◆ Provided information:
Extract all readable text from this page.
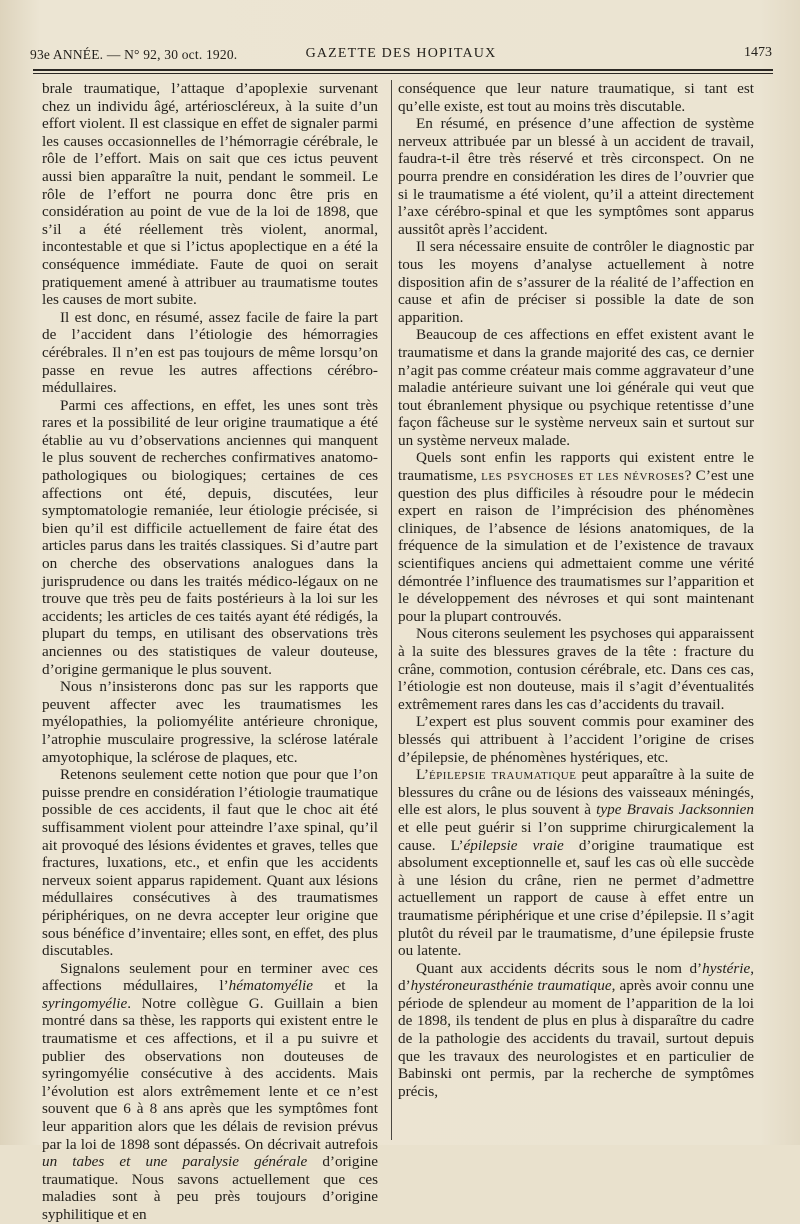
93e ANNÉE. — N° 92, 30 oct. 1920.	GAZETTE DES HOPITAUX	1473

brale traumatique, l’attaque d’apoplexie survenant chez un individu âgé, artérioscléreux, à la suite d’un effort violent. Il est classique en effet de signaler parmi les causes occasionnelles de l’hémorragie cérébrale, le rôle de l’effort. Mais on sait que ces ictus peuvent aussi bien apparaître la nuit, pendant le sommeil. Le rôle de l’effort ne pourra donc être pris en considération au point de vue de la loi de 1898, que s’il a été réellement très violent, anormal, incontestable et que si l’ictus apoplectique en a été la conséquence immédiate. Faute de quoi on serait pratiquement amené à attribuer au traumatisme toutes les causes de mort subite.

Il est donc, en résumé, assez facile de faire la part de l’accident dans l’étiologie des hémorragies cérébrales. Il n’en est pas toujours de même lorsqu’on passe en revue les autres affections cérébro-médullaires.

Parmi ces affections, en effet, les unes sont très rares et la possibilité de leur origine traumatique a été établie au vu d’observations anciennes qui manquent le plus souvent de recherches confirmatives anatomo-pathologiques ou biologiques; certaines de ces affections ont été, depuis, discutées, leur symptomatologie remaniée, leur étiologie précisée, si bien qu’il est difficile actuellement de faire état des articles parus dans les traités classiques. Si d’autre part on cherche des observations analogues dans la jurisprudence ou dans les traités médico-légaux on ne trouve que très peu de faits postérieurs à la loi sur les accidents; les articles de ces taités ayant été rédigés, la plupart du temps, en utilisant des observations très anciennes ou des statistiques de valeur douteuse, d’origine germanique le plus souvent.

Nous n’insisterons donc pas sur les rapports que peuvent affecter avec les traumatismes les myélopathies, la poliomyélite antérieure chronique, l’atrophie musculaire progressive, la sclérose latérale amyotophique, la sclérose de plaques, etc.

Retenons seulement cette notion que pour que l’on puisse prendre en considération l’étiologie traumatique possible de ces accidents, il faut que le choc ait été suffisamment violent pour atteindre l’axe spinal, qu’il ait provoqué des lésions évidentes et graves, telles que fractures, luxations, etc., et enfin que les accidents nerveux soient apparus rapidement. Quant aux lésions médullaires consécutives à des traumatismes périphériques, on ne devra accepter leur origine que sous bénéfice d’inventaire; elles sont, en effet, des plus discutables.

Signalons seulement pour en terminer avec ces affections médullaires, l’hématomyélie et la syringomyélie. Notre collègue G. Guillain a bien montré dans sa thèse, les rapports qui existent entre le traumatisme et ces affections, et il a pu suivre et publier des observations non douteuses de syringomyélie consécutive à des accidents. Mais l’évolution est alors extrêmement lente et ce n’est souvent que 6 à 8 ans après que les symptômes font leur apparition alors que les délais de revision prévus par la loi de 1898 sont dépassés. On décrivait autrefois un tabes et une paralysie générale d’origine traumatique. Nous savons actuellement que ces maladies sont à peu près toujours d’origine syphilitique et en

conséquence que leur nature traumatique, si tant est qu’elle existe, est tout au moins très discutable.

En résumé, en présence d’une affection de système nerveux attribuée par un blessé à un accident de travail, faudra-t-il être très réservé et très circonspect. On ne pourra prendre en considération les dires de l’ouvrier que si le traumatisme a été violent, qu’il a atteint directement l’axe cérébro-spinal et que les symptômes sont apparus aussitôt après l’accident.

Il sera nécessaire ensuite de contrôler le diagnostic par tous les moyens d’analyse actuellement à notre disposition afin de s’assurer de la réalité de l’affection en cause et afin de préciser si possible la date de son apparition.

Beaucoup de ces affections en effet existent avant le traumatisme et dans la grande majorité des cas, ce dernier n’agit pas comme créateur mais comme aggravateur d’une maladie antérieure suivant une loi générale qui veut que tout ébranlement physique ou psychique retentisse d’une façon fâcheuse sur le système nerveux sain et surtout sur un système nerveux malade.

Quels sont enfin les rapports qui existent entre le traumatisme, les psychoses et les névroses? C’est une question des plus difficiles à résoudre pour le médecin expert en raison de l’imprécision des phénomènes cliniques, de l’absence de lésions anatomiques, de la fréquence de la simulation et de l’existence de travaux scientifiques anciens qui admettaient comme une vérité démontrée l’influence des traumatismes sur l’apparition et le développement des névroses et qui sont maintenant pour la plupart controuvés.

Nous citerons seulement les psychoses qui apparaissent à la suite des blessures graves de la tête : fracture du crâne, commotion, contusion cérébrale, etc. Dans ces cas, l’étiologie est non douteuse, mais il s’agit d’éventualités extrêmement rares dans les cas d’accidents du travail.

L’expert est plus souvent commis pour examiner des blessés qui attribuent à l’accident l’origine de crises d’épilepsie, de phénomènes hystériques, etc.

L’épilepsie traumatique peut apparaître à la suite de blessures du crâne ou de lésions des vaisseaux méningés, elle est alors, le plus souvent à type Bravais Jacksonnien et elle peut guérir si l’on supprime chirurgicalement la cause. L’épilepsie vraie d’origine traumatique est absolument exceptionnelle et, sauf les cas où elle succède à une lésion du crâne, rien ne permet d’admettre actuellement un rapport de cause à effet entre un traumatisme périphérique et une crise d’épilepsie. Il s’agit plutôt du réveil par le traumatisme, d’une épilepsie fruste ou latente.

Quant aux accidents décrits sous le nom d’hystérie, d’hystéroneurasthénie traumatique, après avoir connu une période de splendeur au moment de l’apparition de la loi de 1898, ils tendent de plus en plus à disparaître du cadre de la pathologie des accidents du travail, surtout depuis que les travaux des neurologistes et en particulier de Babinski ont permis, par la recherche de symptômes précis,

...

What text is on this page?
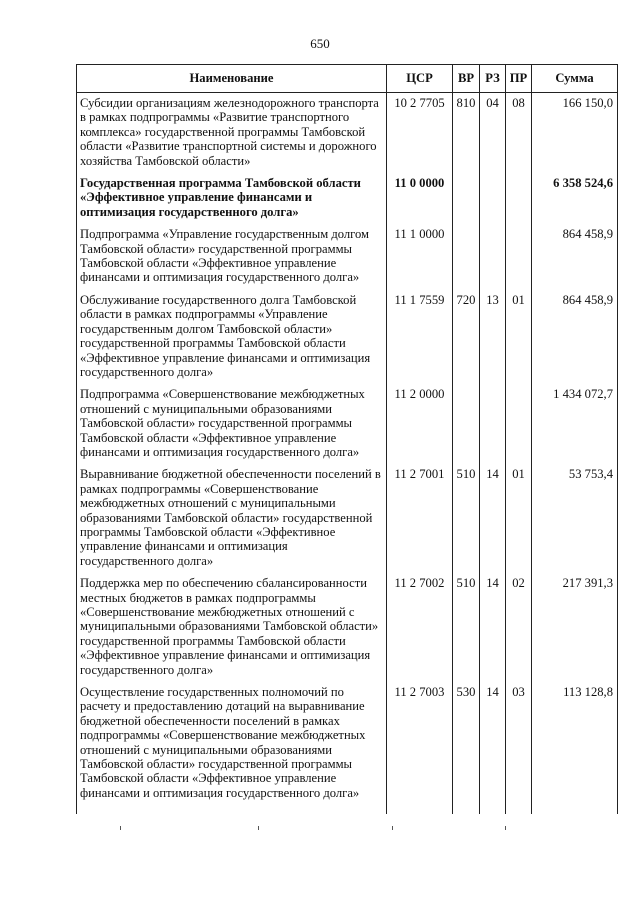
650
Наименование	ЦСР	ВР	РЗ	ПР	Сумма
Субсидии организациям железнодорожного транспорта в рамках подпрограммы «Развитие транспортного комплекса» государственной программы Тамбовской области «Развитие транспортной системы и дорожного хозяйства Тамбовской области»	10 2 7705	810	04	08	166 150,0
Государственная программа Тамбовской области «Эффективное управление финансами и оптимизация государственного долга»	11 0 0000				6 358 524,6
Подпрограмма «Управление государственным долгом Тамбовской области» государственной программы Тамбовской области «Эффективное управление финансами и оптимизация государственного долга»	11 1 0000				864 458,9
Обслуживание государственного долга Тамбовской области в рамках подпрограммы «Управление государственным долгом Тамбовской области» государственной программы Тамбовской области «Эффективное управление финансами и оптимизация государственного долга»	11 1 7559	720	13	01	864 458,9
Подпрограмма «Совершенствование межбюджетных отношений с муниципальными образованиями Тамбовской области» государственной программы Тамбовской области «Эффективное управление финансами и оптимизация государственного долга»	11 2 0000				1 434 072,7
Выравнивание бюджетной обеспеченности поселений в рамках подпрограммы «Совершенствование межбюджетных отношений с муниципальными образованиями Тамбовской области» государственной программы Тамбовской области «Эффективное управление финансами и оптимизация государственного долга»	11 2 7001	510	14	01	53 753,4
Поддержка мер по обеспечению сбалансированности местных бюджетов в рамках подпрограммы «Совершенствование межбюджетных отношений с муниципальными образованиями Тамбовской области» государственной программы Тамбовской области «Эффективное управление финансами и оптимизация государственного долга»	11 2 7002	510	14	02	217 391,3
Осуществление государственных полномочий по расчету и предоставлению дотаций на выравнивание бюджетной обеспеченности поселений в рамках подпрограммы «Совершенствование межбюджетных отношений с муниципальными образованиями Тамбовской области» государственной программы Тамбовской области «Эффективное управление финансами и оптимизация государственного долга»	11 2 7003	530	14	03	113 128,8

* * *

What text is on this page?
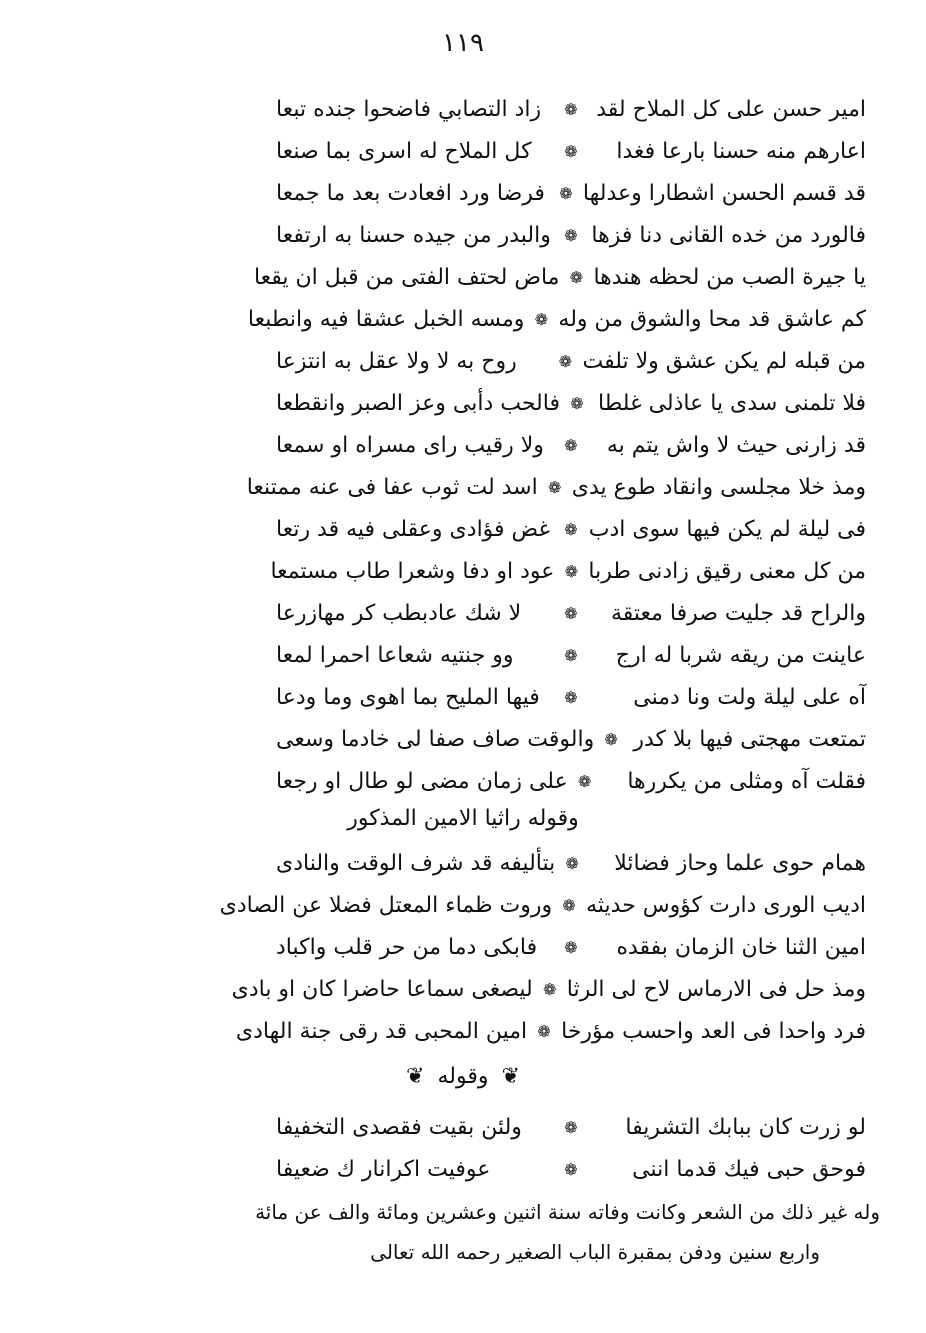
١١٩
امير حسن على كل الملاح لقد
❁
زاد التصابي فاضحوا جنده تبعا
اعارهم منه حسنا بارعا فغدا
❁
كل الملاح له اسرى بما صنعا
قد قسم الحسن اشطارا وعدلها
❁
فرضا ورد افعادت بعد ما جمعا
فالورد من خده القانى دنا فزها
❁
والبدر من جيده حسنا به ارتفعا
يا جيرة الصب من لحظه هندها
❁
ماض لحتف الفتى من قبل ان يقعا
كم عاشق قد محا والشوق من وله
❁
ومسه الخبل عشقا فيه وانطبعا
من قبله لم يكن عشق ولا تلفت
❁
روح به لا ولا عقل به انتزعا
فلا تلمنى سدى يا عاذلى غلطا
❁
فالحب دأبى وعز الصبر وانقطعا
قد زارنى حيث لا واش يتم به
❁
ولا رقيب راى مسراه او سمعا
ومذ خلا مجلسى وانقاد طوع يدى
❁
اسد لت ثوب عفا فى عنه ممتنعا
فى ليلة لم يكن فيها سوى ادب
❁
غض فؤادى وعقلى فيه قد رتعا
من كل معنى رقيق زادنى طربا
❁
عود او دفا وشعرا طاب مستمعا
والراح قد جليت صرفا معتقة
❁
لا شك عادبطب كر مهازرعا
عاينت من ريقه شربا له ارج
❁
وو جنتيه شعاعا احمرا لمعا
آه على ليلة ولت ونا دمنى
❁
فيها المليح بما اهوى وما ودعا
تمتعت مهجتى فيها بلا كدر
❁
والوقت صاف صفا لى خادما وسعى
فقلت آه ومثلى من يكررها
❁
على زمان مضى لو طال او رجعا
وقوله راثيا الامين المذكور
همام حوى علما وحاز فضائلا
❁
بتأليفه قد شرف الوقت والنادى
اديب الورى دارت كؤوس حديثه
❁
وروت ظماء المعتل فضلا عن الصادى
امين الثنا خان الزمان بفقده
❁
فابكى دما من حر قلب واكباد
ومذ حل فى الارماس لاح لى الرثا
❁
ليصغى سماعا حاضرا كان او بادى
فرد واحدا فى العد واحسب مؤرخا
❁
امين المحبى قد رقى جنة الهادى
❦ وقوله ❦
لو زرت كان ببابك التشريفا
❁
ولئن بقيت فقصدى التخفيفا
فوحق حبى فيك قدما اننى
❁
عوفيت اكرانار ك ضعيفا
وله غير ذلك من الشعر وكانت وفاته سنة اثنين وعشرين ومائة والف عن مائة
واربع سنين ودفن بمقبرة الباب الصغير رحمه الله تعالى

◆ What to do:
Report each line in the preceding entries that holds the string "depuis".

◆ Task response:
Parmi ces affections, en effet, les unes sont très rares et la possibilité de leur origine traumatique a été établie au vu d’observations anciennes qui manquent le plus souvent de recherches confirmatives anatomo-pathologiques ou biologiques; certaines de ces affections ont été, depuis, discutées, leur symptomatologie remaniée, leur étiologie précisée, si bien qu’il est difficile actuellement de faire état des articles parus dans les traités classiques. Si d’autre part on cherche des observations analogues dans la jurisprudence ou dans les traités médico-légaux on ne trouve que très peu de faits postérieurs à la loi sur les accidents; les articles de ces taités ayant été rédigés, la plupart du temps, en utilisant des observations très anciennes ou des statistiques de valeur douteuse, d’origine germanique le plus souvent.
Quant aux accidents décrits sous le nom d’hystérie, d’hystéroneurasthénie traumatique, après avoir connu une période de splendeur au moment de l’apparition de la loi de 1898, ils tendent de plus en plus à disparaître du cadre de la pathologie des accidents du travail, surtout depuis que les travaux des neurologistes et en particulier de Babinski ont permis, par la recherche de symptômes précis,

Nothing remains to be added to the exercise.